___ ROWS
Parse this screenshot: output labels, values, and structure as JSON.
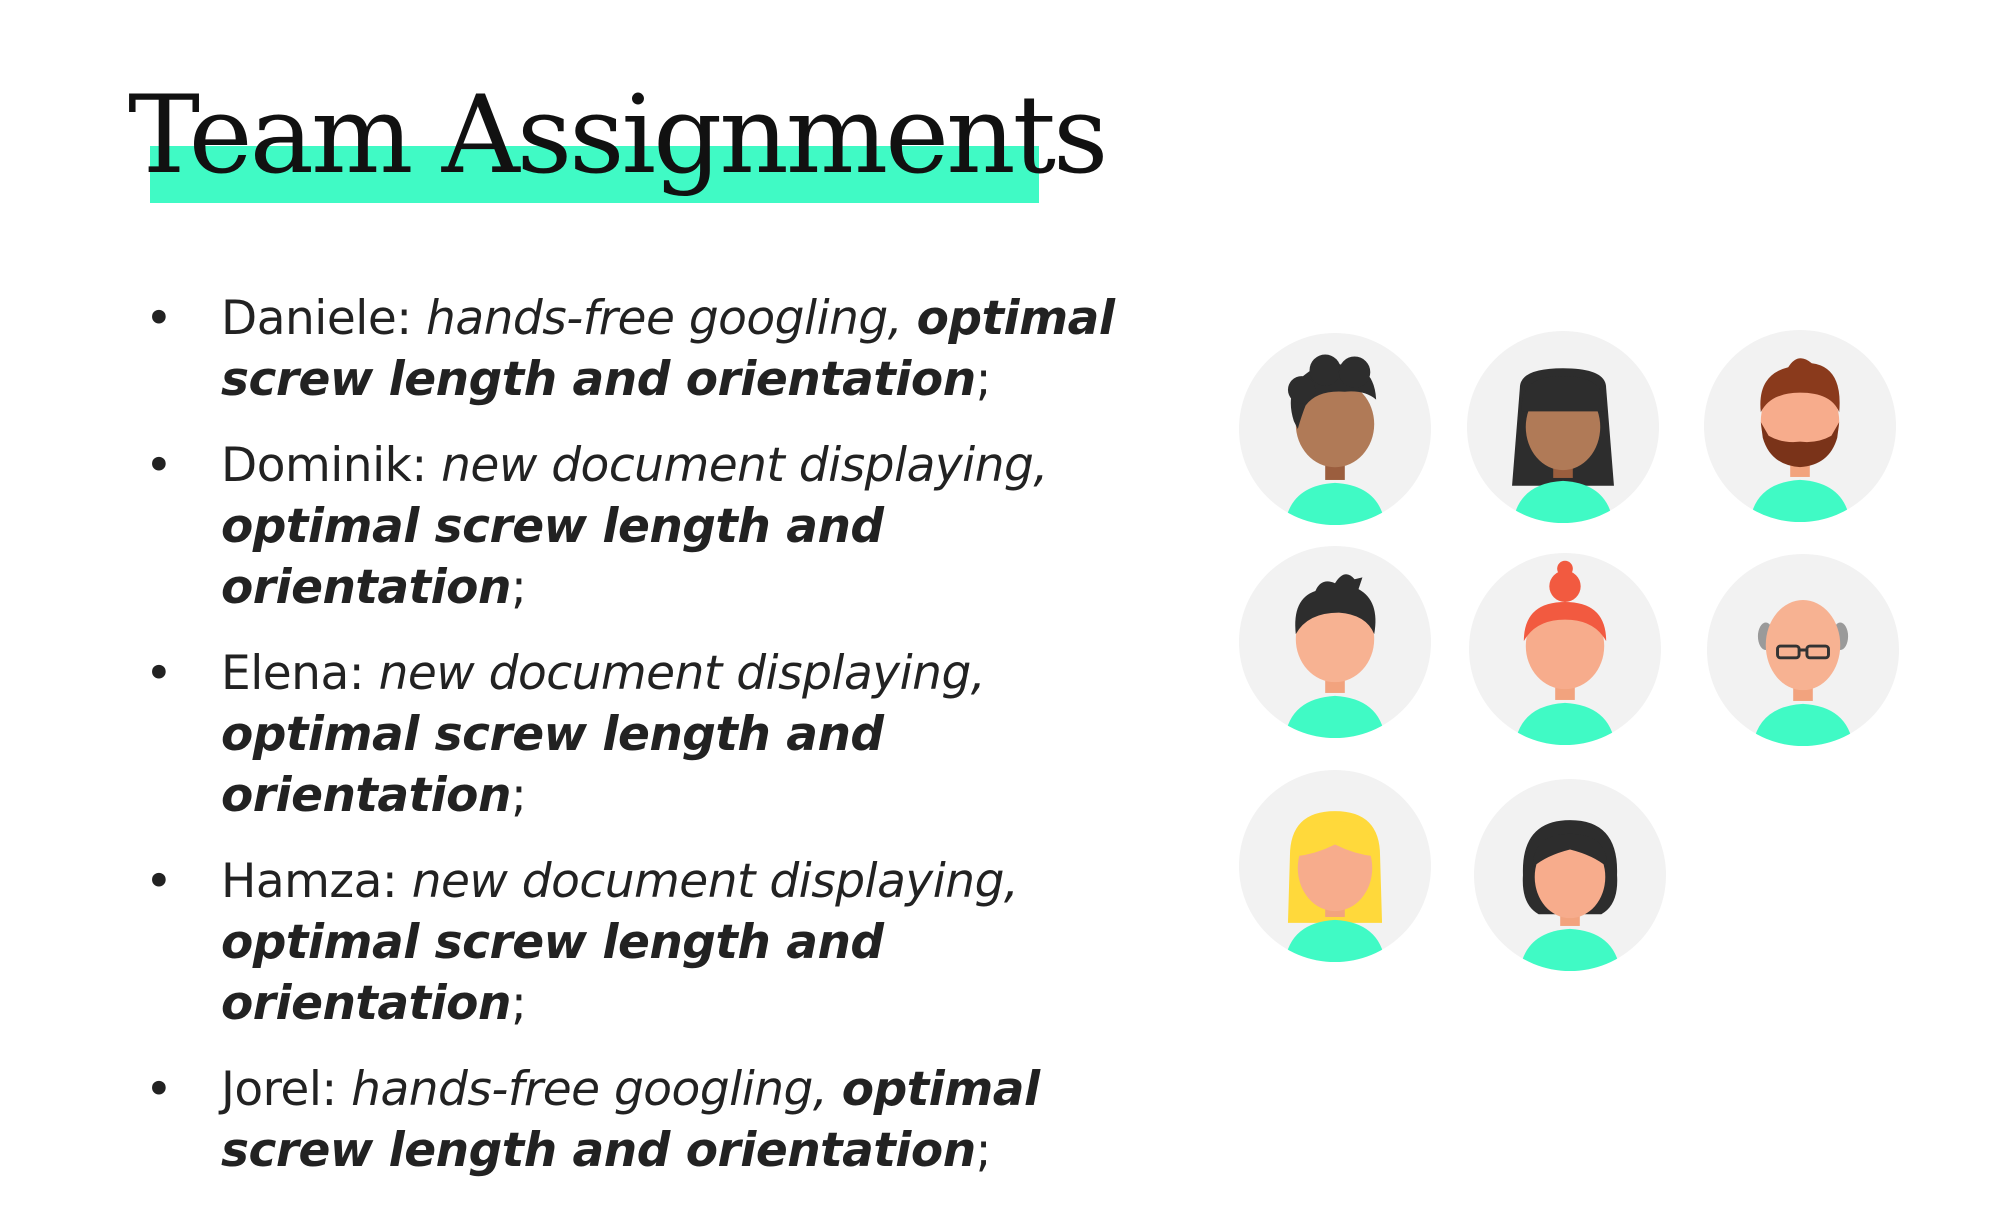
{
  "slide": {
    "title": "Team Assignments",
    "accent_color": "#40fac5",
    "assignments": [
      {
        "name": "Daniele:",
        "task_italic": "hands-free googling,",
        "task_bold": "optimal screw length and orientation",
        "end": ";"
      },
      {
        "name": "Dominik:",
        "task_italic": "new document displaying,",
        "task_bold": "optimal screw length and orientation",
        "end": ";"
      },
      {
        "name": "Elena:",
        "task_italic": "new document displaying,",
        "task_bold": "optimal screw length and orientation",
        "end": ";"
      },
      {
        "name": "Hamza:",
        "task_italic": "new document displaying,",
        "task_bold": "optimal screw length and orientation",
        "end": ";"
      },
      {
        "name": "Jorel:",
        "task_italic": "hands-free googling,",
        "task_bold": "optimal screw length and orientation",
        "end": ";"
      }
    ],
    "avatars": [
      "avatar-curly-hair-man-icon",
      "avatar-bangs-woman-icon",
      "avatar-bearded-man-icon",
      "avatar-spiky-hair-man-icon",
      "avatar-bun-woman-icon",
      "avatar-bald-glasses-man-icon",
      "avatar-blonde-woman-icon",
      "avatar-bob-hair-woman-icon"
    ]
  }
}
______
◆ REQUIRED TASK ◆
Copy whichever lines in the listing above contain the word "woman".

◆ SOLUTION FOR THIS TASK ◆
      "avatar-bangs-woman-icon",
      "avatar-bun-woman-icon",
      "avatar-blonde-woman-icon",
      "avatar-bob-hair-woman-icon"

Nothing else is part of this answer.